## Rows
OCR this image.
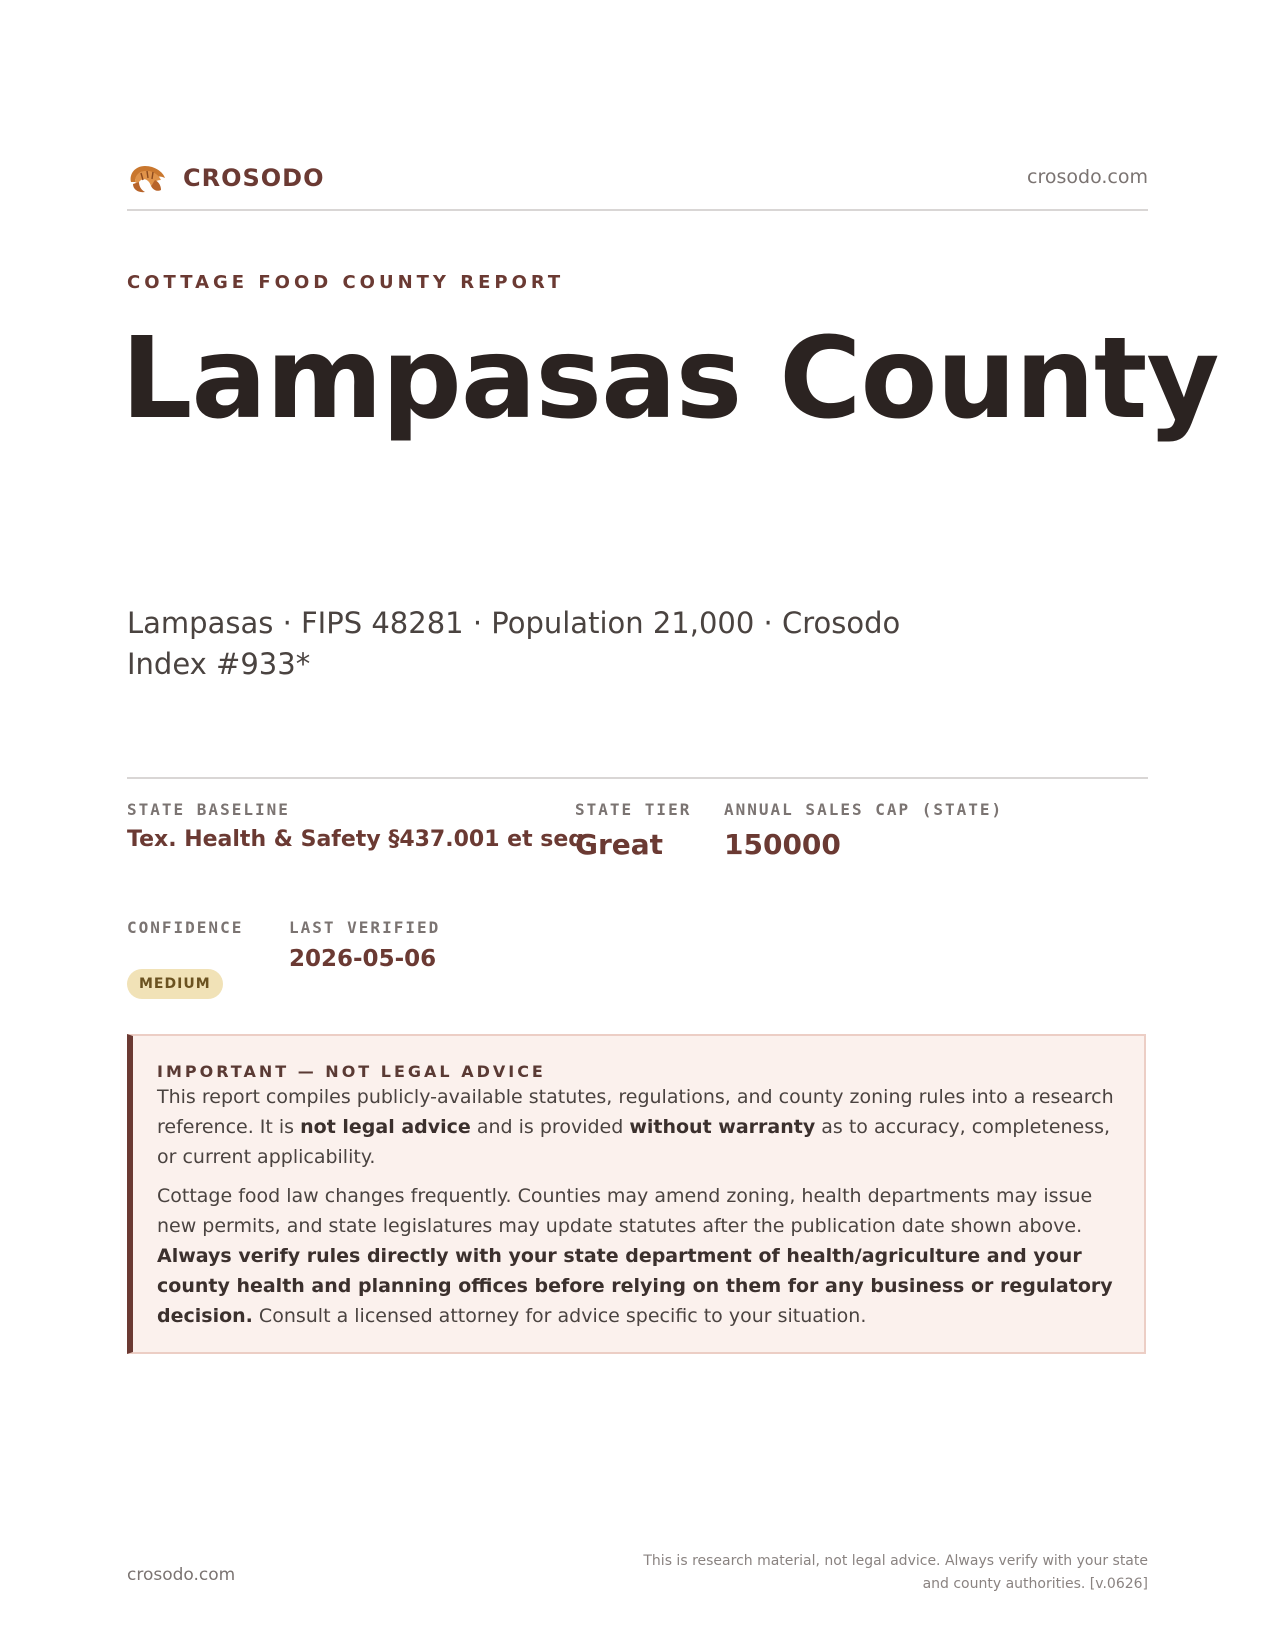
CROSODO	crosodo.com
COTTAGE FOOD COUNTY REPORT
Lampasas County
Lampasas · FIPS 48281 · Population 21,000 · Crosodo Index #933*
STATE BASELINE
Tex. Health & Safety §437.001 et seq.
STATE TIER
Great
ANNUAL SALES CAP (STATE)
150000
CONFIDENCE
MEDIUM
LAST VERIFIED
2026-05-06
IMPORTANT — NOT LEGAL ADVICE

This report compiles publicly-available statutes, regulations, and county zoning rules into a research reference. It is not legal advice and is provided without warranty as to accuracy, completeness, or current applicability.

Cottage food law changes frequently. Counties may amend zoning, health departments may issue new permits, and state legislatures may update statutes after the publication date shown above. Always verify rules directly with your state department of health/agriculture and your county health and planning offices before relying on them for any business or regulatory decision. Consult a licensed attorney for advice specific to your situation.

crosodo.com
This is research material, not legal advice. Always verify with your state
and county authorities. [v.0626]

## Given problem
All of the data above should be transcribed verbatim, with pictures omitted.

## Response below
OCR this image.
CROSODO	crosodo.com
COTTAGE FOOD COUNTY REPORT
Lampasas County
Lampasas · FIPS 48281 · Population 21,000 · Crosodo Index #933*
STATE BASELINE
Tex. Health & Safety §437.001 et seq.
STATE TIER
Great
ANNUAL SALES CAP (STATE)
150000
CONFIDENCE
MEDIUM
LAST VERIFIED
2026-05-06
IMPORTANT — NOT LEGAL ADVICE

This report compiles publicly-available statutes, regulations, and county zoning rules into a research reference. It is not legal advice and is provided without warranty as to accuracy, completeness, or current applicability.

Cottage food law changes frequently. Counties may amend zoning, health departments may issue new permits, and state legislatures may update statutes after the publication date shown above. Always verify rules directly with your state department of health/agriculture and your county health and planning offices before relying on them for any business or regulatory decision. Consult a licensed attorney for advice specific to your situation.

crosodo.com
This is research material, not legal advice. Always verify with your state
and county authorities. [v.0626]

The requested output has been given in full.